**** Data listing ****

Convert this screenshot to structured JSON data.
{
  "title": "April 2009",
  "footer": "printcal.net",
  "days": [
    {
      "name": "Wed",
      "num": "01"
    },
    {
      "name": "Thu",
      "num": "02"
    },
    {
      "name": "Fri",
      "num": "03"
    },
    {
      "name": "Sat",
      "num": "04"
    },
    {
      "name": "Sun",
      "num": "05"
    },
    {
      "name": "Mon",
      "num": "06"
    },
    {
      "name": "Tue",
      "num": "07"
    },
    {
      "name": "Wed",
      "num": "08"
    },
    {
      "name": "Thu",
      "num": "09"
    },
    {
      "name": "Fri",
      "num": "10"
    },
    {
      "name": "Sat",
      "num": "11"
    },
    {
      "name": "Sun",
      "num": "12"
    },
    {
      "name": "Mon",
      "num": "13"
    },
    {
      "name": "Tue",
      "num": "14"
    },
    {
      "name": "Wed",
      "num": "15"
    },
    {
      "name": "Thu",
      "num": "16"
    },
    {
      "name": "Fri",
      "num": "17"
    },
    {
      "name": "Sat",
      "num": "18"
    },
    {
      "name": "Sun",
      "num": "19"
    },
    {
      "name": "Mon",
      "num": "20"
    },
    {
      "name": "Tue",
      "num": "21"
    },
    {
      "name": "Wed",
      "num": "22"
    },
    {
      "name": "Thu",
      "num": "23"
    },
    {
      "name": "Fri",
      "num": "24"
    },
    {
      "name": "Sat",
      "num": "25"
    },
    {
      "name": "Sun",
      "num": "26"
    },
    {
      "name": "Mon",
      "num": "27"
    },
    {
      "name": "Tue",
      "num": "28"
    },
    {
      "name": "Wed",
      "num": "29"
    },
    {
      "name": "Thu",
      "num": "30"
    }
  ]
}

****

Output every record above exactly as it appears.

* The result:
Convert this screenshot to structured JSON data.
{
  "title": "April 2009",
  "footer": "printcal.net",
  "days": [
    {
      "name": "Wed",
      "num": "01"
    },
    {
      "name": "Thu",
      "num": "02"
    },
    {
      "name": "Fri",
      "num": "03"
    },
    {
      "name": "Sat",
      "num": "04"
    },
    {
      "name": "Sun",
      "num": "05"
    },
    {
      "name": "Mon",
      "num": "06"
    },
    {
      "name": "Tue",
      "num": "07"
    },
    {
      "name": "Wed",
      "num": "08"
    },
    {
      "name": "Thu",
      "num": "09"
    },
    {
      "name": "Fri",
      "num": "10"
    },
    {
      "name": "Sat",
      "num": "11"
    },
    {
      "name": "Sun",
      "num": "12"
    },
    {
      "name": "Mon",
      "num": "13"
    },
    {
      "name": "Tue",
      "num": "14"
    },
    {
      "name": "Wed",
      "num": "15"
    },
    {
      "name": "Thu",
      "num": "16"
    },
    {
      "name": "Fri",
      "num": "17"
    },
    {
      "name": "Sat",
      "num": "18"
    },
    {
      "name": "Sun",
      "num": "19"
    },
    {
      "name": "Mon",
      "num": "20"
    },
    {
      "name": "Tue",
      "num": "21"
    },
    {
      "name": "Wed",
      "num": "22"
    },
    {
      "name": "Thu",
      "num": "23"
    },
    {
      "name": "Fri",
      "num": "24"
    },
    {
      "name": "Sat",
      "num": "25"
    },
    {
      "name": "Sun",
      "num": "26"
    },
    {
      "name": "Mon",
      "num": "27"
    },
    {
      "name": "Tue",
      "num": "28"
    },
    {
      "name": "Wed",
      "num": "29"
    },
    {
      "name": "Thu",
      "num": "30"
    }
  ]
}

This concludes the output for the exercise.